> Instructions to follow
Give a verbatim copy of the lines below, minus the pictures.
──────────
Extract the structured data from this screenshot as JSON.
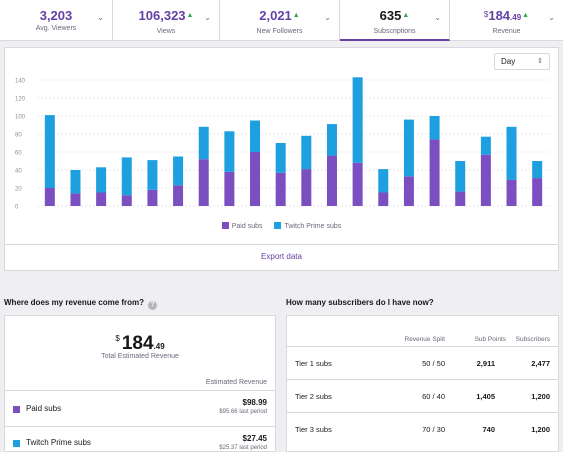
{
  "stats": [
    {
      "value": "3,203",
      "label": "Avg. Viewers",
      "trend": "",
      "active": false
    },
    {
      "value": "106,323",
      "label": "Views",
      "trend": "▲",
      "active": false
    },
    {
      "value": "2,021",
      "label": "New Followers",
      "trend": "▲",
      "active": false
    },
    {
      "value": "635",
      "label": "Subscriptions",
      "trend": "▲",
      "active": true
    },
    {
      "currency": "$",
      "value": "184",
      "decimals": ".49",
      "label": "Revenue",
      "trend": "▲",
      "active": false
    }
  ],
  "period_select": {
    "value": "Day"
  },
  "chart_data": {
    "type": "bar",
    "stacked": true,
    "ylim": [
      0,
      140
    ],
    "yticks": [
      "0",
      "20",
      "40",
      "60",
      "80",
      "100",
      "120",
      "140"
    ],
    "grid": true,
    "legend_placement": "bottom",
    "series": [
      {
        "name": "Paid subs",
        "color": "#7b4fc0",
        "values": [
          20,
          14,
          15,
          12,
          18,
          23,
          52,
          38,
          60,
          37,
          41,
          56,
          48,
          15,
          33,
          74,
          16,
          57,
          29,
          31
        ]
      },
      {
        "name": "Twitch Prime subs",
        "color": "#1e9fe0",
        "values": [
          81,
          26,
          28,
          42,
          33,
          32,
          36,
          45,
          35,
          33,
          37,
          35,
          95,
          26,
          63,
          26,
          34,
          20,
          59,
          19
        ]
      }
    ]
  },
  "export_label": "Export data",
  "revenue_section": {
    "question": "Where does my revenue come from?",
    "info_icon": "?",
    "currency": "$",
    "total_int": "184",
    "total_dec": ".49",
    "total_label": "Total Estimated Revenue",
    "col_header": "Estimated Revenue",
    "rows": [
      {
        "name": "Paid subs",
        "amount": "$98.99",
        "last": "$95.66 last period",
        "color": "#7b4fc0"
      },
      {
        "name": "Twitch Prime subs",
        "amount": "$27.45",
        "last": "$25.37 last period",
        "color": "#1e9fe0"
      }
    ]
  },
  "subscriber_section": {
    "question": "How many subscribers do I have now?",
    "headers": [
      "Revenue Split",
      "Sub Points",
      "Subscribers"
    ],
    "rows": [
      {
        "tier": "Tier 1 subs",
        "split": "50 / 50",
        "points": "2,911",
        "subscribers": "2,477"
      },
      {
        "tier": "Tier 2 subs",
        "split": "60 / 40",
        "points": "1,405",
        "subscribers": "1,200"
      },
      {
        "tier": "Tier 3 subs",
        "split": "70 / 30",
        "points": "740",
        "subscribers": "1,200"
      }
    ]
  }
}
──────────
> Exercise output
Extract the structured data from this screenshot as JSON.
{
  "stats": [
    {
      "value": "3,203",
      "label": "Avg. Viewers",
      "trend": "",
      "active": false
    },
    {
      "value": "106,323",
      "label": "Views",
      "trend": "▲",
      "active": false
    },
    {
      "value": "2,021",
      "label": "New Followers",
      "trend": "▲",
      "active": false
    },
    {
      "value": "635",
      "label": "Subscriptions",
      "trend": "▲",
      "active": true
    },
    {
      "currency": "$",
      "value": "184",
      "decimals": ".49",
      "label": "Revenue",
      "trend": "▲",
      "active": false
    }
  ],
  "period_select": {
    "value": "Day"
  },
  "chart_data": {
    "type": "bar",
    "stacked": true,
    "ylim": [
      0,
      140
    ],
    "yticks": [
      "0",
      "20",
      "40",
      "60",
      "80",
      "100",
      "120",
      "140"
    ],
    "grid": true,
    "legend_placement": "bottom",
    "series": [
      {
        "name": "Paid subs",
        "color": "#7b4fc0",
        "values": [
          20,
          14,
          15,
          12,
          18,
          23,
          52,
          38,
          60,
          37,
          41,
          56,
          48,
          15,
          33,
          74,
          16,
          57,
          29,
          31
        ]
      },
      {
        "name": "Twitch Prime subs",
        "color": "#1e9fe0",
        "values": [
          81,
          26,
          28,
          42,
          33,
          32,
          36,
          45,
          35,
          33,
          37,
          35,
          95,
          26,
          63,
          26,
          34,
          20,
          59,
          19
        ]
      }
    ]
  },
  "export_label": "Export data",
  "revenue_section": {
    "question": "Where does my revenue come from?",
    "info_icon": "?",
    "currency": "$",
    "total_int": "184",
    "total_dec": ".49",
    "total_label": "Total Estimated Revenue",
    "col_header": "Estimated Revenue",
    "rows": [
      {
        "name": "Paid subs",
        "amount": "$98.99",
        "last": "$95.66 last period",
        "color": "#7b4fc0"
      },
      {
        "name": "Twitch Prime subs",
        "amount": "$27.45",
        "last": "$25.37 last period",
        "color": "#1e9fe0"
      }
    ]
  },
  "subscriber_section": {
    "question": "How many subscribers do I have now?",
    "headers": [
      "Revenue Split",
      "Sub Points",
      "Subscribers"
    ],
    "rows": [
      {
        "tier": "Tier 1 subs",
        "split": "50 / 50",
        "points": "2,911",
        "subscribers": "2,477"
      },
      {
        "tier": "Tier 2 subs",
        "split": "60 / 40",
        "points": "1,405",
        "subscribers": "1,200"
      },
      {
        "tier": "Tier 3 subs",
        "split": "70 / 30",
        "points": "740",
        "subscribers": "1,200"
      }
    ]
  }
}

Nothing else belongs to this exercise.